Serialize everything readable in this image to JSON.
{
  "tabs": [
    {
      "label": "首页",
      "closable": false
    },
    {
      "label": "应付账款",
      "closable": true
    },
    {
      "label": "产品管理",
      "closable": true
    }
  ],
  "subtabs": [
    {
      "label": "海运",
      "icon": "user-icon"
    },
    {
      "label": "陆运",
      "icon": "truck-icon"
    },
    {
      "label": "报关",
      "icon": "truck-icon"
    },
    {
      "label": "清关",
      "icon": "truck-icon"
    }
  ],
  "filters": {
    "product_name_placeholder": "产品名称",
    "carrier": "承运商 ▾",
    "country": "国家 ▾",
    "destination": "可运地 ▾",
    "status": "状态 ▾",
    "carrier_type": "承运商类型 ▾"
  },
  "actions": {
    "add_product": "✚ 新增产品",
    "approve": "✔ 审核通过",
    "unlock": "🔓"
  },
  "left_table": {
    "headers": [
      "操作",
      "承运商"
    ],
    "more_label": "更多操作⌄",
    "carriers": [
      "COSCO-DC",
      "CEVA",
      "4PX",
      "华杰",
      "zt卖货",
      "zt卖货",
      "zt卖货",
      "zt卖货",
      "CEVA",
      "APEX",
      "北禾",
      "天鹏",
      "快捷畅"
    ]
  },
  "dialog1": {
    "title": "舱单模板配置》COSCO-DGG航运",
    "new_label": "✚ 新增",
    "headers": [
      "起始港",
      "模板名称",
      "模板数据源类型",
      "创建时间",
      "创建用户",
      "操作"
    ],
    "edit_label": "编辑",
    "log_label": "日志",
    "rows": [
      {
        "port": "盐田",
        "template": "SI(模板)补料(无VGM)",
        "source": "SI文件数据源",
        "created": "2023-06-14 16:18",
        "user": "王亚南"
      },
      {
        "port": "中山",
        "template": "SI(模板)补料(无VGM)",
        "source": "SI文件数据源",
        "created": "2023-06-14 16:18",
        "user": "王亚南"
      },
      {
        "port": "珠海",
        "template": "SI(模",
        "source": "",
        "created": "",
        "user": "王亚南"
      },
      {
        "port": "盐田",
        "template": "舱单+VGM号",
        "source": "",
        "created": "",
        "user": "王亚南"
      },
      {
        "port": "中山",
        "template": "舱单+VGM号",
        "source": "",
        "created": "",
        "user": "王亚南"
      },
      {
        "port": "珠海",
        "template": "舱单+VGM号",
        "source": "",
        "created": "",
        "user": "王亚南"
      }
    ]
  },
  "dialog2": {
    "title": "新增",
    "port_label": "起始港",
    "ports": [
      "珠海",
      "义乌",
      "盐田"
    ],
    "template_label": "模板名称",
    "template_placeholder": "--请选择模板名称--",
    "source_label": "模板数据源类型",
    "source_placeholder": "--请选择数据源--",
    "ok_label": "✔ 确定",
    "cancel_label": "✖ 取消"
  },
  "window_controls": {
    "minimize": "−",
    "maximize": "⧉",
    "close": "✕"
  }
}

[REQUIREMENT]: Retype the entries one by one, exactly.

[RESPONSE BELOW]:
Serialize everything readable in this image to JSON.
{
  "tabs": [
    {
      "label": "首页",
      "closable": false
    },
    {
      "label": "应付账款",
      "closable": true
    },
    {
      "label": "产品管理",
      "closable": true
    }
  ],
  "subtabs": [
    {
      "label": "海运",
      "icon": "user-icon"
    },
    {
      "label": "陆运",
      "icon": "truck-icon"
    },
    {
      "label": "报关",
      "icon": "truck-icon"
    },
    {
      "label": "清关",
      "icon": "truck-icon"
    }
  ],
  "filters": {
    "product_name_placeholder": "产品名称",
    "carrier": "承运商 ▾",
    "country": "国家 ▾",
    "destination": "可运地 ▾",
    "status": "状态 ▾",
    "carrier_type": "承运商类型 ▾"
  },
  "actions": {
    "add_product": "✚ 新增产品",
    "approve": "✔ 审核通过",
    "unlock": "🔓"
  },
  "left_table": {
    "headers": [
      "操作",
      "承运商"
    ],
    "more_label": "更多操作⌄",
    "carriers": [
      "COSCO-DC",
      "CEVA",
      "4PX",
      "华杰",
      "zt卖货",
      "zt卖货",
      "zt卖货",
      "zt卖货",
      "CEVA",
      "APEX",
      "北禾",
      "天鹏",
      "快捷畅"
    ]
  },
  "dialog1": {
    "title": "舱单模板配置》COSCO-DGG航运",
    "new_label": "✚ 新增",
    "headers": [
      "起始港",
      "模板名称",
      "模板数据源类型",
      "创建时间",
      "创建用户",
      "操作"
    ],
    "edit_label": "编辑",
    "log_label": "日志",
    "rows": [
      {
        "port": "盐田",
        "template": "SI(模板)补料(无VGM)",
        "source": "SI文件数据源",
        "created": "2023-06-14 16:18",
        "user": "王亚南"
      },
      {
        "port": "中山",
        "template": "SI(模板)补料(无VGM)",
        "source": "SI文件数据源",
        "created": "2023-06-14 16:18",
        "user": "王亚南"
      },
      {
        "port": "珠海",
        "template": "SI(模",
        "source": "",
        "created": "",
        "user": "王亚南"
      },
      {
        "port": "盐田",
        "template": "舱单+VGM号",
        "source": "",
        "created": "",
        "user": "王亚南"
      },
      {
        "port": "中山",
        "template": "舱单+VGM号",
        "source": "",
        "created": "",
        "user": "王亚南"
      },
      {
        "port": "珠海",
        "template": "舱单+VGM号",
        "source": "",
        "created": "",
        "user": "王亚南"
      }
    ]
  },
  "dialog2": {
    "title": "新增",
    "port_label": "起始港",
    "ports": [
      "珠海",
      "义乌",
      "盐田"
    ],
    "template_label": "模板名称",
    "template_placeholder": "--请选择模板名称--",
    "source_label": "模板数据源类型",
    "source_placeholder": "--请选择数据源--",
    "ok_label": "✔ 确定",
    "cancel_label": "✖ 取消"
  },
  "window_controls": {
    "minimize": "−",
    "maximize": "⧉",
    "close": "✕"
  }
}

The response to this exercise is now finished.